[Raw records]
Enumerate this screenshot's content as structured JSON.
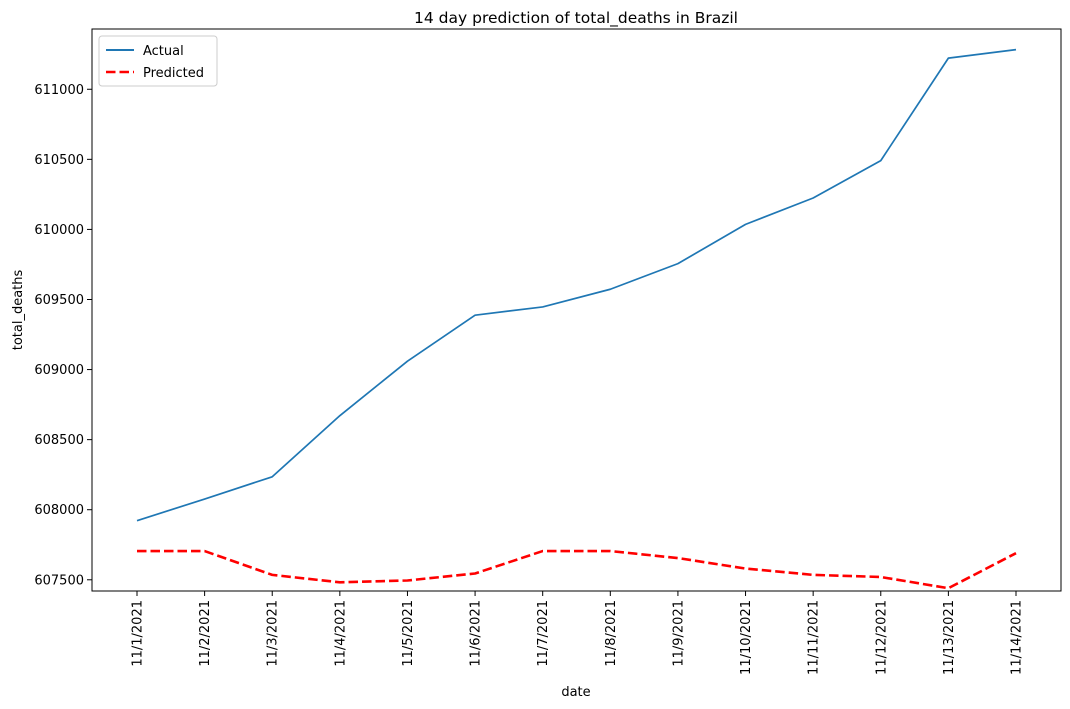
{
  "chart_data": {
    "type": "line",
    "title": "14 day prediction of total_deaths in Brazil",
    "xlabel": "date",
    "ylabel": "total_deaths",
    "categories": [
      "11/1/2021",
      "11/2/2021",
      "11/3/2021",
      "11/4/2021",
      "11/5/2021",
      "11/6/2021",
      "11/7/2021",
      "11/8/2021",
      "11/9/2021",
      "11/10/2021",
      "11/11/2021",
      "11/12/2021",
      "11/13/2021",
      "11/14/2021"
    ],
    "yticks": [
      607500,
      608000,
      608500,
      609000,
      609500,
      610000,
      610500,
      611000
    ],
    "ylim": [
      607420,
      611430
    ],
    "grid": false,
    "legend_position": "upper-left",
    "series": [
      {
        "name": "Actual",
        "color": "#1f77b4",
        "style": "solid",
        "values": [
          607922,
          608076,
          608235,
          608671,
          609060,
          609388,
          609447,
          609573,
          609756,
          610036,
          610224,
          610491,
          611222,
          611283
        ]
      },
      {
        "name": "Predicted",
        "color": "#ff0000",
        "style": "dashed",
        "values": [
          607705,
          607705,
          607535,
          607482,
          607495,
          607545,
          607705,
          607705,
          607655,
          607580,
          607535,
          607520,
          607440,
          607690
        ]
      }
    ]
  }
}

* _EXERCISE GOAL_
Repeat the entries exactly. Pictures are excluded from the copy.

* _FINAL RESULT_
Enumerate this screenshot's content as structured JSON.
{
  "chart_data": {
    "type": "line",
    "title": "14 day prediction of total_deaths in Brazil",
    "xlabel": "date",
    "ylabel": "total_deaths",
    "categories": [
      "11/1/2021",
      "11/2/2021",
      "11/3/2021",
      "11/4/2021",
      "11/5/2021",
      "11/6/2021",
      "11/7/2021",
      "11/8/2021",
      "11/9/2021",
      "11/10/2021",
      "11/11/2021",
      "11/12/2021",
      "11/13/2021",
      "11/14/2021"
    ],
    "yticks": [
      607500,
      608000,
      608500,
      609000,
      609500,
      610000,
      610500,
      611000
    ],
    "ylim": [
      607420,
      611430
    ],
    "grid": false,
    "legend_position": "upper-left",
    "series": [
      {
        "name": "Actual",
        "color": "#1f77b4",
        "style": "solid",
        "values": [
          607922,
          608076,
          608235,
          608671,
          609060,
          609388,
          609447,
          609573,
          609756,
          610036,
          610224,
          610491,
          611222,
          611283
        ]
      },
      {
        "name": "Predicted",
        "color": "#ff0000",
        "style": "dashed",
        "values": [
          607705,
          607705,
          607535,
          607482,
          607495,
          607545,
          607705,
          607705,
          607655,
          607580,
          607535,
          607520,
          607440,
          607690
        ]
      }
    ]
  }
}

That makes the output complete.